[Dataset items]
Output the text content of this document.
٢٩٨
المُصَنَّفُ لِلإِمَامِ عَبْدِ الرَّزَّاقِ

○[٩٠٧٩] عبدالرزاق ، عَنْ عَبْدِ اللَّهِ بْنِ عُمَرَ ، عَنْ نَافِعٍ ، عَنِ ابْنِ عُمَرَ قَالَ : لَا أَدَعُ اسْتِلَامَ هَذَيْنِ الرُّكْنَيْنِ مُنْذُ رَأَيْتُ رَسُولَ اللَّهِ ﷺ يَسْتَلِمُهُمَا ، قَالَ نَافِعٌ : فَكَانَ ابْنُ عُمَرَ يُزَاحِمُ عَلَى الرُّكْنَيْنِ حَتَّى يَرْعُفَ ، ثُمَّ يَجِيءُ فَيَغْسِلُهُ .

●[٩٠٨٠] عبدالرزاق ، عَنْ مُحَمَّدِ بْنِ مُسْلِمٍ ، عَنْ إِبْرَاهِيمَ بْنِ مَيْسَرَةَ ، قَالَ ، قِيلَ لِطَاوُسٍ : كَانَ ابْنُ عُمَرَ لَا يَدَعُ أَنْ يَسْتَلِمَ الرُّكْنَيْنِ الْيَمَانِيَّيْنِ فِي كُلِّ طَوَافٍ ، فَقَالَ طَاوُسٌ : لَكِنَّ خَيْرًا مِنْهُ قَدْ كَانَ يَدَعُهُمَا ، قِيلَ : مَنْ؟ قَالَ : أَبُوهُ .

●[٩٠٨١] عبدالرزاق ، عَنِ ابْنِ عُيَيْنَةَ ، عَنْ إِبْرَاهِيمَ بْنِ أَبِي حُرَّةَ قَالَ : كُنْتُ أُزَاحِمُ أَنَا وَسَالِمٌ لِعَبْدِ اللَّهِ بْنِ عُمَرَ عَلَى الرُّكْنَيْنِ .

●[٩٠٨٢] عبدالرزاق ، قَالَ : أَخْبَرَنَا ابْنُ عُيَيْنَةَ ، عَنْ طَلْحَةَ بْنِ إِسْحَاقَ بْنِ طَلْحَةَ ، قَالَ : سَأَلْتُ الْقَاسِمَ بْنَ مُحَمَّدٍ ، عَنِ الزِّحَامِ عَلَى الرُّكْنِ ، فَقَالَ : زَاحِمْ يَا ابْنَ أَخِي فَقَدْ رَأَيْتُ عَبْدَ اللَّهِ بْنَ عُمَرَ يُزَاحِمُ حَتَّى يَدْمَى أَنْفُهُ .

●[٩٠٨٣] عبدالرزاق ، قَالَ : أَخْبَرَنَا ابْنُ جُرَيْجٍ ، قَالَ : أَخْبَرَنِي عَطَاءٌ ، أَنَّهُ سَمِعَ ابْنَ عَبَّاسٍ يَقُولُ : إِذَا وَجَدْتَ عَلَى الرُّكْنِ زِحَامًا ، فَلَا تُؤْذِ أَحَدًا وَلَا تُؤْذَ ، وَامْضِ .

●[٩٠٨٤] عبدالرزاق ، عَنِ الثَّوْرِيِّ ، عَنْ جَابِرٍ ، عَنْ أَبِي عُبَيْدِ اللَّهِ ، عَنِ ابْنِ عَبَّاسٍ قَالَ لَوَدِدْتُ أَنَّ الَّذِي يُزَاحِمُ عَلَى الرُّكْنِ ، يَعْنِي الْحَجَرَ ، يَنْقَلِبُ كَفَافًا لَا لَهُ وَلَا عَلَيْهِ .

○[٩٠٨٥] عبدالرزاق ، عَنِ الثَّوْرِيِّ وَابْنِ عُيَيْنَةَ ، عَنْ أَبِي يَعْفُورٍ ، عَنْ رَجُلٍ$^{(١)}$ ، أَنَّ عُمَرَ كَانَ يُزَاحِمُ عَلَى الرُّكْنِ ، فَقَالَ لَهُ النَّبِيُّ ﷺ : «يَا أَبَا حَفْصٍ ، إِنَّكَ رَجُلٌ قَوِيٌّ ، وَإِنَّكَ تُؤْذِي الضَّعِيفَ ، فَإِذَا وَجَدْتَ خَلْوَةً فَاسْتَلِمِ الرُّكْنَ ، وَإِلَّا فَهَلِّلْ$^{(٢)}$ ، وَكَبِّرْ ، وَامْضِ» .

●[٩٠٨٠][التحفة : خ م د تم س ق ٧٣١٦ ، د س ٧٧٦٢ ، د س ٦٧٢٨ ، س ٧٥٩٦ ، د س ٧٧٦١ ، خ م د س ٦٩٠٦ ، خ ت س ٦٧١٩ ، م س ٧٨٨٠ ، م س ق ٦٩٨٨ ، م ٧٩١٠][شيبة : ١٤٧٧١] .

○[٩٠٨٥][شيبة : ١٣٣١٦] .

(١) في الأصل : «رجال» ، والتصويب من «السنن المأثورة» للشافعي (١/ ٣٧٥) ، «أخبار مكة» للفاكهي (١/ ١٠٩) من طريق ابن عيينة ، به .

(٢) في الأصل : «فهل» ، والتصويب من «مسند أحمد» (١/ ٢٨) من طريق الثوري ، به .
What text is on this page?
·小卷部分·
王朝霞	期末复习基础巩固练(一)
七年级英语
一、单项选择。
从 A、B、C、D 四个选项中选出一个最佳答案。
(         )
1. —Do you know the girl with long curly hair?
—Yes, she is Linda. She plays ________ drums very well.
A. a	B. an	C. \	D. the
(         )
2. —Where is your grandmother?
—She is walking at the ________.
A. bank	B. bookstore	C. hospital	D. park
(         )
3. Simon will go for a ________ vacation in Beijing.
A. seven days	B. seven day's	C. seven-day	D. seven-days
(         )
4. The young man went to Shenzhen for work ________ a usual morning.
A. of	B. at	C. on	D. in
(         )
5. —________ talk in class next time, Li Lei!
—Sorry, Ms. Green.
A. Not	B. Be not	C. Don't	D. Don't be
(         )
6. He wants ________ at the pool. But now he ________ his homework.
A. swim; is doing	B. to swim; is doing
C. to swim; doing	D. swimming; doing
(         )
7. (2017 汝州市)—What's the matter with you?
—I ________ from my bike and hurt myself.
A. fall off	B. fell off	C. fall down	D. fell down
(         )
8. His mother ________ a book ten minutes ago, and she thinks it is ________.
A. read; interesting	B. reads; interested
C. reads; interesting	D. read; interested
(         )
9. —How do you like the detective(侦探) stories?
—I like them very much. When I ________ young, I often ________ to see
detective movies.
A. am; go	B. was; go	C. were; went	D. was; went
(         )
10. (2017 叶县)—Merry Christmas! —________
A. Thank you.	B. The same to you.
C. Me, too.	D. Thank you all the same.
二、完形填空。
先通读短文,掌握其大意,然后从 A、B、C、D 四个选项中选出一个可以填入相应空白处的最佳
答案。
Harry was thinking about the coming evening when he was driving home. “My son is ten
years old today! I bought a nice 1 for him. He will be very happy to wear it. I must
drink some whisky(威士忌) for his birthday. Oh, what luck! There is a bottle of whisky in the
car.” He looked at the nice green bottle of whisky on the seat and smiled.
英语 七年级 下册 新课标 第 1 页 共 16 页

• _Task instructions_
Collect the lines of the records that include the string "with".

• _Response_
1. —Do you know the girl with long curly hair?
7. (2017 汝州市)—What's the matter with you?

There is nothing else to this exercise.